__Work to complete__.
Return all of the lines below exactly as they are.

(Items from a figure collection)

- - -

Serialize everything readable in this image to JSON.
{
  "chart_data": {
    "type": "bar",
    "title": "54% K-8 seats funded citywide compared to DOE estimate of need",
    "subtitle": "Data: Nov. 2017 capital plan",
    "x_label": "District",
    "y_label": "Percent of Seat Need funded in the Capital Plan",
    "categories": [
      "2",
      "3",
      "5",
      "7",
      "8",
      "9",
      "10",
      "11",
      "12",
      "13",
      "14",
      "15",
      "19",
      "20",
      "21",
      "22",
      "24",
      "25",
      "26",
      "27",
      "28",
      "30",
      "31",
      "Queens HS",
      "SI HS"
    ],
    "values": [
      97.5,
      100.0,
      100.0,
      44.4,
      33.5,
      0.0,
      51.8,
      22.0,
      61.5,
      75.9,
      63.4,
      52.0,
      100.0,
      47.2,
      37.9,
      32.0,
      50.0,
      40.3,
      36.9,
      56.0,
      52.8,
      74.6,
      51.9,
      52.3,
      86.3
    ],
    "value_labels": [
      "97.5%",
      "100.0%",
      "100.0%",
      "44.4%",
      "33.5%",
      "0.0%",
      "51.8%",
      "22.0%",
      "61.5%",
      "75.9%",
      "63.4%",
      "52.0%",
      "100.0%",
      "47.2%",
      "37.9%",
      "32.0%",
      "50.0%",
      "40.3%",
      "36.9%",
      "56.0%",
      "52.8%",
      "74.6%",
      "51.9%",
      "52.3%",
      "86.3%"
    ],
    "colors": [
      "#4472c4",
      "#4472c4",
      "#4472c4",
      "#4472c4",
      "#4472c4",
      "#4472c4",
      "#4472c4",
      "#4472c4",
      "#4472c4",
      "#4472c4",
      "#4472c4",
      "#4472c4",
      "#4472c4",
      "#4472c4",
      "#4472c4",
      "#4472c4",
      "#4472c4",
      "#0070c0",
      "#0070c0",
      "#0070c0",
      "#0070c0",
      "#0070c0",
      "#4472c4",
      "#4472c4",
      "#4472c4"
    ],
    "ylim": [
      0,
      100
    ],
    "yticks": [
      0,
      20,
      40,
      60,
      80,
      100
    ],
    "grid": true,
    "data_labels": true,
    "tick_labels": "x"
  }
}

- - -

__Expected output__.
Serialize everything readable in this image to JSON.
{
  "chart_data": {
    "type": "bar",
    "title": "54% K-8 seats funded citywide compared to DOE estimate of need",
    "subtitle": "Data: Nov. 2017 capital plan",
    "x_label": "District",
    "y_label": "Percent of Seat Need funded in the Capital Plan",
    "categories": [
      "2",
      "3",
      "5",
      "7",
      "8",
      "9",
      "10",
      "11",
      "12",
      "13",
      "14",
      "15",
      "19",
      "20",
      "21",
      "22",
      "24",
      "25",
      "26",
      "27",
      "28",
      "30",
      "31",
      "Queens HS",
      "SI HS"
    ],
    "values": [
      97.5,
      100.0,
      100.0,
      44.4,
      33.5,
      0.0,
      51.8,
      22.0,
      61.5,
      75.9,
      63.4,
      52.0,
      100.0,
      47.2,
      37.9,
      32.0,
      50.0,
      40.3,
      36.9,
      56.0,
      52.8,
      74.6,
      51.9,
      52.3,
      86.3
    ],
    "value_labels": [
      "97.5%",
      "100.0%",
      "100.0%",
      "44.4%",
      "33.5%",
      "0.0%",
      "51.8%",
      "22.0%",
      "61.5%",
      "75.9%",
      "63.4%",
      "52.0%",
      "100.0%",
      "47.2%",
      "37.9%",
      "32.0%",
      "50.0%",
      "40.3%",
      "36.9%",
      "56.0%",
      "52.8%",
      "74.6%",
      "51.9%",
      "52.3%",
      "86.3%"
    ],
    "colors": [
      "#4472c4",
      "#4472c4",
      "#4472c4",
      "#4472c4",
      "#4472c4",
      "#4472c4",
      "#4472c4",
      "#4472c4",
      "#4472c4",
      "#4472c4",
      "#4472c4",
      "#4472c4",
      "#4472c4",
      "#4472c4",
      "#4472c4",
      "#4472c4",
      "#4472c4",
      "#0070c0",
      "#0070c0",
      "#0070c0",
      "#0070c0",
      "#0070c0",
      "#4472c4",
      "#4472c4",
      "#4472c4"
    ],
    "ylim": [
      0,
      100
    ],
    "yticks": [
      0,
      20,
      40,
      60,
      80,
      100
    ],
    "grid": true,
    "data_labels": true,
    "tick_labels": "x"
  }
}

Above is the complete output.